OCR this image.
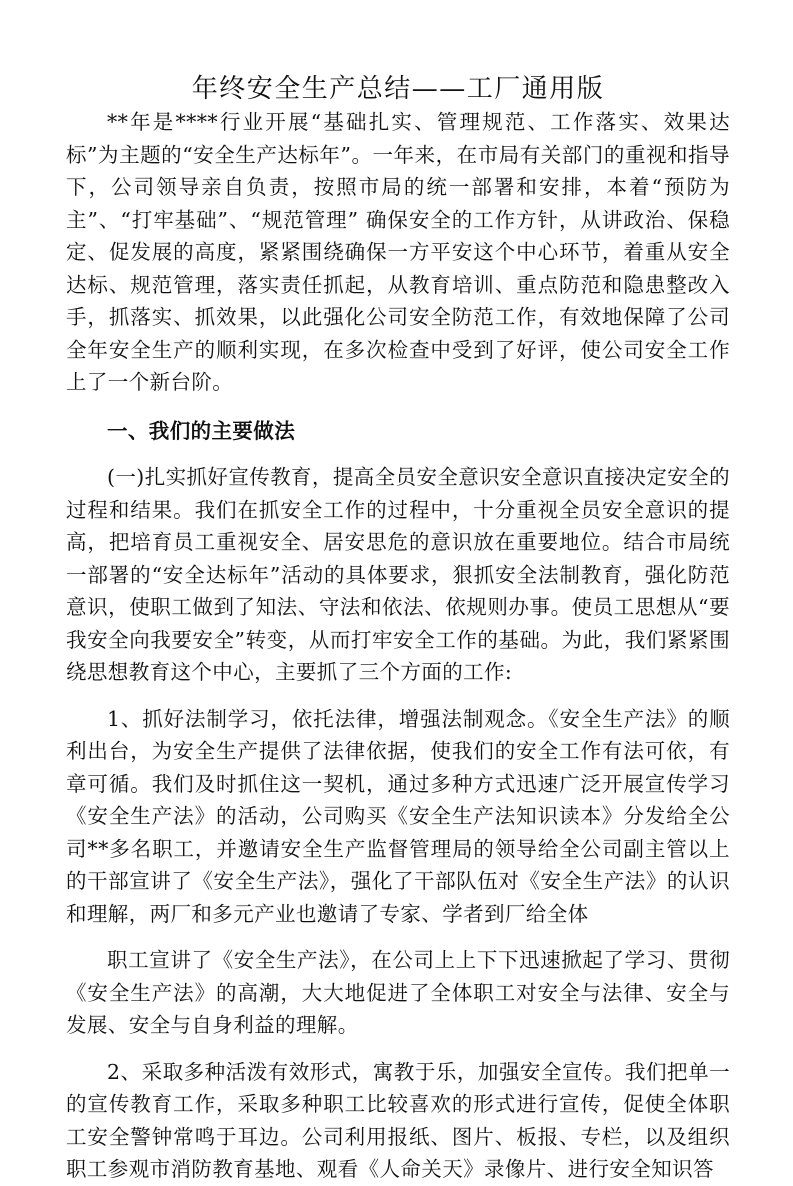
年终安全生产总结——工厂通用版

**年是****行业开展“基础扎实、管理规范、工作落实、效果达标”为主题的“安全生产达标年”。一年来，在市局有关部门的重视和指导下，公司领导亲自负责，按照市局的统一部署和安排，本着“预防为主”、“打牢基础”、“规范管理” 确保安全的工作方针，从讲政治、保稳定、促发展的高度，紧紧围绕确保一方平安这个中心环节，着重从安全达标、规范管理，落实责任抓起，从教育培训、重点防范和隐患整改入手，抓落实、抓效果，以此强化公司安全防范工作，有效地保障了公司全年安全生产的顺利实现，在多次检查中受到了好评，使公司安全工作上了一个新台阶。

一、我们的主要做法

(一)扎实抓好宣传教育，提高全员安全意识安全意识直接决定安全的过程和结果。我们在抓安全工作的过程中，十分重视全员安全意识的提高，把培育员工重视安全、居安思危的意识放在重要地位。结合市局统一部署的“安全达标年”活动的具体要求，狠抓安全法制教育，强化防范意识，使职工做到了知法、守法和依法、依规则办事。使员工思想从“要我安全向我要安全”转变，从而打牢安全工作的基础。为此，我们紧紧围绕思想教育这个中心，主要抓了三个方面的工作:

1、抓好法制学习，依托法律，增强法制观念。《安全生产法》的顺利出台，为安全生产提供了法律依据，使我们的安全工作有法可依，有章可循。我们及时抓住这一契机，通过多种方式迅速广泛开展宣传学习《安全生产法》的活动，公司购买《安全生产法知识读本》分发给全公司**多名职工，并邀请安全生产监督管理局的领导给全公司副主管以上的干部宣讲了《安全生产法》，强化了干部队伍对《安全生产法》的认识和理解，两厂和多元产业也邀请了专家、学者到厂给全体

职工宣讲了《安全生产法》，在公司上上下下迅速掀起了学习、贯彻《安全生产法》的高潮，大大地促进了全体职工对安全与法律、安全与发展、安全与自身利益的理解。

2、采取多种活泼有效形式，寓教于乐，加强安全宣传。我们把单一的宣传教育工作，采取多种职工比较喜欢的形式进行宣传，促使全体职工安全警钟常鸣于耳边。公司利用报纸、图片、板报、专栏，以及组织职工参观市消防教育基地、观看《人命关天》录像片、进行安全知识答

Do this :: Output the full set of records above without changing a word, and drop the images.

Finished exercise ::
OCR this image.
年终安全生产总结——工厂通用版

**年是****行业开展“基础扎实、管理规范、工作落实、效果达标”为主题的“安全生产达标年”。一年来，在市局有关部门的重视和指导下，公司领导亲自负责，按照市局的统一部署和安排，本着“预防为主”、“打牢基础”、“规范管理” 确保安全的工作方针，从讲政治、保稳定、促发展的高度，紧紧围绕确保一方平安这个中心环节，着重从安全达标、规范管理，落实责任抓起，从教育培训、重点防范和隐患整改入手，抓落实、抓效果，以此强化公司安全防范工作，有效地保障了公司全年安全生产的顺利实现，在多次检查中受到了好评，使公司安全工作上了一个新台阶。

一、我们的主要做法

(一)扎实抓好宣传教育，提高全员安全意识安全意识直接决定安全的过程和结果。我们在抓安全工作的过程中，十分重视全员安全意识的提高，把培育员工重视安全、居安思危的意识放在重要地位。结合市局统一部署的“安全达标年”活动的具体要求，狠抓安全法制教育，强化防范意识，使职工做到了知法、守法和依法、依规则办事。使员工思想从“要我安全向我要安全”转变，从而打牢安全工作的基础。为此，我们紧紧围绕思想教育这个中心，主要抓了三个方面的工作:

1、抓好法制学习，依托法律，增强法制观念。《安全生产法》的顺利出台，为安全生产提供了法律依据，使我们的安全工作有法可依，有章可循。我们及时抓住这一契机，通过多种方式迅速广泛开展宣传学习《安全生产法》的活动，公司购买《安全生产法知识读本》分发给全公司**多名职工，并邀请安全生产监督管理局的领导给全公司副主管以上的干部宣讲了《安全生产法》，强化了干部队伍对《安全生产法》的认识和理解，两厂和多元产业也邀请了专家、学者到厂给全体

职工宣讲了《安全生产法》，在公司上上下下迅速掀起了学习、贯彻《安全生产法》的高潮，大大地促进了全体职工对安全与法律、安全与发展、安全与自身利益的理解。

2、采取多种活泼有效形式，寓教于乐，加强安全宣传。我们把单一的宣传教育工作，采取多种职工比较喜欢的形式进行宣传，促使全体职工安全警钟常鸣于耳边。公司利用报纸、图片、板报、专栏，以及组织职工参观市消防教育基地、观看《人命关天》录像片、进行安全知识答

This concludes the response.